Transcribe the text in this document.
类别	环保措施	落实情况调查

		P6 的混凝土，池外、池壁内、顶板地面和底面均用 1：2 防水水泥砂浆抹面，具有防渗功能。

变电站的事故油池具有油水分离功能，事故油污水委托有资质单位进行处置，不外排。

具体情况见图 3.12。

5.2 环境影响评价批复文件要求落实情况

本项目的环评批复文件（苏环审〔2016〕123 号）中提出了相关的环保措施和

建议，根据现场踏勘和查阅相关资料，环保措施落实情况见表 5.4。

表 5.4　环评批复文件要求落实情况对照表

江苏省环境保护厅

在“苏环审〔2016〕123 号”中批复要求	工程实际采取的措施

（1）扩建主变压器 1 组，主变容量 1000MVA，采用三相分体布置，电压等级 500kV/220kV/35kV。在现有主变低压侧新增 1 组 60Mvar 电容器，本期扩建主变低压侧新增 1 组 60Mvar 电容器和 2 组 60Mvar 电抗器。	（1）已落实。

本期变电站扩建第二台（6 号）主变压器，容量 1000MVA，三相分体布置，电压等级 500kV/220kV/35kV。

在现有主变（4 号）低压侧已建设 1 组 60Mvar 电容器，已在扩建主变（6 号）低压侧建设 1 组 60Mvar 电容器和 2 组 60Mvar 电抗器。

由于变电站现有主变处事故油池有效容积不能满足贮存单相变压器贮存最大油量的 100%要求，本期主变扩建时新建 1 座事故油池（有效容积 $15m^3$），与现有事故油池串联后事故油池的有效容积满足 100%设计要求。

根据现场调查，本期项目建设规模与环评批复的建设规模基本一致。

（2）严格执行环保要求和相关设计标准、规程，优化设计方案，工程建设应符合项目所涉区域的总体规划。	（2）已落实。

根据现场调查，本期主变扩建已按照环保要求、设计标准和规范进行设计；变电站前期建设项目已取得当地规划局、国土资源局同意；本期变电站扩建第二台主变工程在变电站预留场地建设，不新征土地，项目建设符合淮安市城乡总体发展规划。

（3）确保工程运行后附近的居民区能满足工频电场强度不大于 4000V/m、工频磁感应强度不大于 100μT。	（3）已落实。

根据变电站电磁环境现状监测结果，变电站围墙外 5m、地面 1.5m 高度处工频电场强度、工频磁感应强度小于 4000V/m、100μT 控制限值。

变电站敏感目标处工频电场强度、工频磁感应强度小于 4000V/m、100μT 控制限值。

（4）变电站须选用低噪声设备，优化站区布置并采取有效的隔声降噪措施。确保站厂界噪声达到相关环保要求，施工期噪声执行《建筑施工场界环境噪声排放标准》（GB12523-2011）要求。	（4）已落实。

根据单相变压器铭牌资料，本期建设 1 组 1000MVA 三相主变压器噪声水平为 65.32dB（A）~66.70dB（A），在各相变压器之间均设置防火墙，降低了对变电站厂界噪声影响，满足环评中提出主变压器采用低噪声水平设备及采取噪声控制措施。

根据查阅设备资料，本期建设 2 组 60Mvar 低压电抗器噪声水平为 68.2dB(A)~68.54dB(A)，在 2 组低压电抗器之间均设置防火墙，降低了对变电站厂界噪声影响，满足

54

....................

**Exercise goal:** Repeat every entry exactly as written above.

**Written solution:**
Transcribe the text in this document.
类别	环保措施	落实情况调查

		P6 的混凝土，池外、池壁内、顶板地面和底面均用 1：2 防水水泥砂浆抹面，具有防渗功能。

变电站的事故油池具有油水分离功能，事故油污水委托有资质单位进行处置，不外排。

具体情况见图 3.12。

5.2 环境影响评价批复文件要求落实情况

本项目的环评批复文件（苏环审〔2016〕123 号）中提出了相关的环保措施和

建议，根据现场踏勘和查阅相关资料，环保措施落实情况见表 5.4。

表 5.4　环评批复文件要求落实情况对照表

江苏省环境保护厅

在“苏环审〔2016〕123 号”中批复要求	工程实际采取的措施

（1）扩建主变压器 1 组，主变容量 1000MVA，采用三相分体布置，电压等级 500kV/220kV/35kV。在现有主变低压侧新增 1 组 60Mvar 电容器，本期扩建主变低压侧新增 1 组 60Mvar 电容器和 2 组 60Mvar 电抗器。	（1）已落实。

本期变电站扩建第二台（6 号）主变压器，容量 1000MVA，三相分体布置，电压等级 500kV/220kV/35kV。

在现有主变（4 号）低压侧已建设 1 组 60Mvar 电容器，已在扩建主变（6 号）低压侧建设 1 组 60Mvar 电容器和 2 组 60Mvar 电抗器。

由于变电站现有主变处事故油池有效容积不能满足贮存单相变压器贮存最大油量的 100%要求，本期主变扩建时新建 1 座事故油池（有效容积 $15m^3$），与现有事故油池串联后事故油池的有效容积满足 100%设计要求。

根据现场调查，本期项目建设规模与环评批复的建设规模基本一致。

（2）严格执行环保要求和相关设计标准、规程，优化设计方案，工程建设应符合项目所涉区域的总体规划。	（2）已落实。

根据现场调查，本期主变扩建已按照环保要求、设计标准和规范进行设计；变电站前期建设项目已取得当地规划局、国土资源局同意；本期变电站扩建第二台主变工程在变电站预留场地建设，不新征土地，项目建设符合淮安市城乡总体发展规划。

（3）确保工程运行后附近的居民区能满足工频电场强度不大于 4000V/m、工频磁感应强度不大于 100μT。	（3）已落实。

根据变电站电磁环境现状监测结果，变电站围墙外 5m、地面 1.5m 高度处工频电场强度、工频磁感应强度小于 4000V/m、100μT 控制限值。

变电站敏感目标处工频电场强度、工频磁感应强度小于 4000V/m、100μT 控制限值。

（4）变电站须选用低噪声设备，优化站区布置并采取有效的隔声降噪措施。确保站厂界噪声达到相关环保要求，施工期噪声执行《建筑施工场界环境噪声排放标准》（GB12523-2011）要求。	（4）已落实。

根据单相变压器铭牌资料，本期建设 1 组 1000MVA 三相主变压器噪声水平为 65.32dB（A）~66.70dB（A），在各相变压器之间均设置防火墙，降低了对变电站厂界噪声影响，满足环评中提出主变压器采用低噪声水平设备及采取噪声控制措施。

根据查阅设备资料，本期建设 2 组 60Mvar 低压电抗器噪声水平为 68.2dB(A)~68.54dB(A)，在 2 组低压电抗器之间均设置防火墙，降低了对变电站厂界噪声影响，满足

54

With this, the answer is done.